WHAT THE TASK ASKS
Copy out the data word for word, from its first line through the line containing "hose-clamp-upper xyxy=(760,660,878,760)", including both of those lines.

%%

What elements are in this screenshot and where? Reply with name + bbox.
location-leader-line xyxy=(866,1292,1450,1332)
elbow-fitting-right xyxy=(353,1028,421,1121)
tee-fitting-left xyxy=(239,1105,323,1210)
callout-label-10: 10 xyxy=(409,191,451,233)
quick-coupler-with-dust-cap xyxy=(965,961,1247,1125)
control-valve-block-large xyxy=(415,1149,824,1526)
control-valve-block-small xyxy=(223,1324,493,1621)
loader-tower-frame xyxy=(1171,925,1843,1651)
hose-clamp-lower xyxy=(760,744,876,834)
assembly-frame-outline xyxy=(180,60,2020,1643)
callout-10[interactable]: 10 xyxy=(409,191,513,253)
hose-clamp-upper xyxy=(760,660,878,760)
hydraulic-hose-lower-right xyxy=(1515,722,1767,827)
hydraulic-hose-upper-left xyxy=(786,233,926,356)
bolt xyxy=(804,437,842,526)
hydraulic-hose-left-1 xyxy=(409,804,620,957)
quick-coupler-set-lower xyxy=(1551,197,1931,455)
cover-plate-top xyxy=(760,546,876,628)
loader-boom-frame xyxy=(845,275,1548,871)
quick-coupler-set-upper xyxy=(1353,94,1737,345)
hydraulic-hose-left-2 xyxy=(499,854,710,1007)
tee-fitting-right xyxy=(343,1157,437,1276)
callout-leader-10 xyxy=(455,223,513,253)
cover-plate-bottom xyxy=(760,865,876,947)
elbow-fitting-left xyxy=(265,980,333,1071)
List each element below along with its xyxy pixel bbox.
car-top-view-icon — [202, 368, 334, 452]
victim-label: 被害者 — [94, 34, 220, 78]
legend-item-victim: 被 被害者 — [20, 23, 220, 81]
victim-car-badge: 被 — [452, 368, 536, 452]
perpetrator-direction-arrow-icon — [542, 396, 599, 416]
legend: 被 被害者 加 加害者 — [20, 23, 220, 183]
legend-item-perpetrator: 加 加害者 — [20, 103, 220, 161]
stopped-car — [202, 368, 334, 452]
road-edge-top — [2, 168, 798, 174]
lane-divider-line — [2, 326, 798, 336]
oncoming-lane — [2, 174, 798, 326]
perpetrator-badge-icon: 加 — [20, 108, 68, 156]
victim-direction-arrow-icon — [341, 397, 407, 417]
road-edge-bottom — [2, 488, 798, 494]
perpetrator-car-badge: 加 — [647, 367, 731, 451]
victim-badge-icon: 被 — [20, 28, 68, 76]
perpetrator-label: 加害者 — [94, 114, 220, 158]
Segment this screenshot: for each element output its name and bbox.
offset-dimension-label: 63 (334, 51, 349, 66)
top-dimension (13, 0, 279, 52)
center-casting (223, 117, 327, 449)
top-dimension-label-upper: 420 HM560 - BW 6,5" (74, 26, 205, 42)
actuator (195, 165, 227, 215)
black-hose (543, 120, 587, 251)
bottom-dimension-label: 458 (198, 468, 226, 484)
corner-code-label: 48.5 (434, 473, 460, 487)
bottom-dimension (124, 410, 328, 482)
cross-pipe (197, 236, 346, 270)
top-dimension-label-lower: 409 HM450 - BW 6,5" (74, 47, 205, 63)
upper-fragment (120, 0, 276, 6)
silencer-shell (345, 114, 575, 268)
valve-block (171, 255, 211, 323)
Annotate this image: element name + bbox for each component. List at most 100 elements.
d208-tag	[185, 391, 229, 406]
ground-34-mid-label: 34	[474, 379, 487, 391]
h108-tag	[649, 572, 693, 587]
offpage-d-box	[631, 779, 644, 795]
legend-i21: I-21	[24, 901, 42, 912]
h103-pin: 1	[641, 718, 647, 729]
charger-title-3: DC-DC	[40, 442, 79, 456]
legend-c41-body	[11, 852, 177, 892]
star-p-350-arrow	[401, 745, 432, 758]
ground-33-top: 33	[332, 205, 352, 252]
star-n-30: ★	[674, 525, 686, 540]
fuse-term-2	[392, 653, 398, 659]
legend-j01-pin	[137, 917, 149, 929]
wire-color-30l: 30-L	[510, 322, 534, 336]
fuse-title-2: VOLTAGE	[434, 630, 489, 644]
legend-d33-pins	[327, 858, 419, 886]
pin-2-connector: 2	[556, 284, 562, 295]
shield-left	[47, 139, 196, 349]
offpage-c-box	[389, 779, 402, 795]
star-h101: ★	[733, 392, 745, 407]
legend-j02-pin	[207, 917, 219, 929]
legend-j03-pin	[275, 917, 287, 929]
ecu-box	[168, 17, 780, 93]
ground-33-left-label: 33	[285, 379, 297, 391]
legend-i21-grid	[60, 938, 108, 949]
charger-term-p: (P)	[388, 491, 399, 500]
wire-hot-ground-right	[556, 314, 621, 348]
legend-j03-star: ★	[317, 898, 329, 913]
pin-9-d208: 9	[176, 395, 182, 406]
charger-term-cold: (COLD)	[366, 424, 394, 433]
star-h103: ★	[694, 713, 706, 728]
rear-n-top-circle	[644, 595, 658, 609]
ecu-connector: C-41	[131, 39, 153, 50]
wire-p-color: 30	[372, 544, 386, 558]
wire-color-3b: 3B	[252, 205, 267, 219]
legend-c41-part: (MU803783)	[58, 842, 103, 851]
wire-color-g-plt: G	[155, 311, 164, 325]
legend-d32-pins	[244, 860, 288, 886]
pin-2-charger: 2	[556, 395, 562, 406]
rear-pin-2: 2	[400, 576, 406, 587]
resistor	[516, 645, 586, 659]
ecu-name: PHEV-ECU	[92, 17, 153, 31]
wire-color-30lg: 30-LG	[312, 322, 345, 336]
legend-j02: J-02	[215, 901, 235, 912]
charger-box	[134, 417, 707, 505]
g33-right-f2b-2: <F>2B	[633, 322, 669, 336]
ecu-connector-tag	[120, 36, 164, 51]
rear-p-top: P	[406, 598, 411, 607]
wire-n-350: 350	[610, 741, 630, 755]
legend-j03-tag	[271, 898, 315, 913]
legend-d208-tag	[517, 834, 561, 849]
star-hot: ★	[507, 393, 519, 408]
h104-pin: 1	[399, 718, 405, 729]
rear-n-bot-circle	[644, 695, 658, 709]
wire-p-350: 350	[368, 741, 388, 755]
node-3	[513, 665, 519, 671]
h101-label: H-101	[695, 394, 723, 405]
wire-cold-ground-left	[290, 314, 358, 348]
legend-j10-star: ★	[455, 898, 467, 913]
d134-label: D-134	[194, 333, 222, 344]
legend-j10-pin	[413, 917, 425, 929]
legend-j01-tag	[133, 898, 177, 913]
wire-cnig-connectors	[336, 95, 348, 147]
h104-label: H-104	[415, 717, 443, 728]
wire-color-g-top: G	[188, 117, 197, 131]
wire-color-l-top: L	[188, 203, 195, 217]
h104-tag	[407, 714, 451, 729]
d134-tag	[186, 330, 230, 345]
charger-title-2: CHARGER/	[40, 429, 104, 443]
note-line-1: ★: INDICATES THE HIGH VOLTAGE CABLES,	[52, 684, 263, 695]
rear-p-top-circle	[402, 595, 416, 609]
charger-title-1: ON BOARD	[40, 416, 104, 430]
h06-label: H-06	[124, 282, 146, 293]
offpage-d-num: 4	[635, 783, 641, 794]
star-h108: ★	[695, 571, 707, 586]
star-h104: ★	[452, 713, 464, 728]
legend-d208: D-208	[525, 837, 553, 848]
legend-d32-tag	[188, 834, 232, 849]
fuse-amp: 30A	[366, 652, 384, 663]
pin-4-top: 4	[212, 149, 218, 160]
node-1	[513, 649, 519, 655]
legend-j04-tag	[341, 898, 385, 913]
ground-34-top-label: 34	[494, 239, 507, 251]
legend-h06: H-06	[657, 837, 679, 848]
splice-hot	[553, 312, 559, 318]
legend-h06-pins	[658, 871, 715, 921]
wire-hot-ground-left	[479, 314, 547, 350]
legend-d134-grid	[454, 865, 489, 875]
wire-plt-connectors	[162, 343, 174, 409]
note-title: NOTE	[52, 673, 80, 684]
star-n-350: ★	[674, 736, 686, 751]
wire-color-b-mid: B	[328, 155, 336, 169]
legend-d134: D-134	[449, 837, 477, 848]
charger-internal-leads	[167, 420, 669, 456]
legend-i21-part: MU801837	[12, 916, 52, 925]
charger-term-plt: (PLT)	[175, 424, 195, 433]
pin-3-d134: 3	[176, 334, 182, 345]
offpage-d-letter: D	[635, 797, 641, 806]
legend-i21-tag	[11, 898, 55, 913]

%%

IN RESPONSE
What elements are in this screenshot and where? Reply with name + bbox.
location-leader-line xyxy=(866,1292,1450,1332)
elbow-fitting-right xyxy=(353,1028,421,1121)
tee-fitting-left xyxy=(239,1105,323,1210)
callout-label-10: 10 xyxy=(409,191,451,233)
quick-coupler-with-dust-cap xyxy=(965,961,1247,1125)
control-valve-block-large xyxy=(415,1149,824,1526)
control-valve-block-small xyxy=(223,1324,493,1621)
loader-tower-frame xyxy=(1171,925,1843,1651)
hose-clamp-lower xyxy=(760,744,876,834)
assembly-frame-outline xyxy=(180,60,2020,1643)
callout-10[interactable]: 10 xyxy=(409,191,513,253)
hose-clamp-upper xyxy=(760,660,878,760)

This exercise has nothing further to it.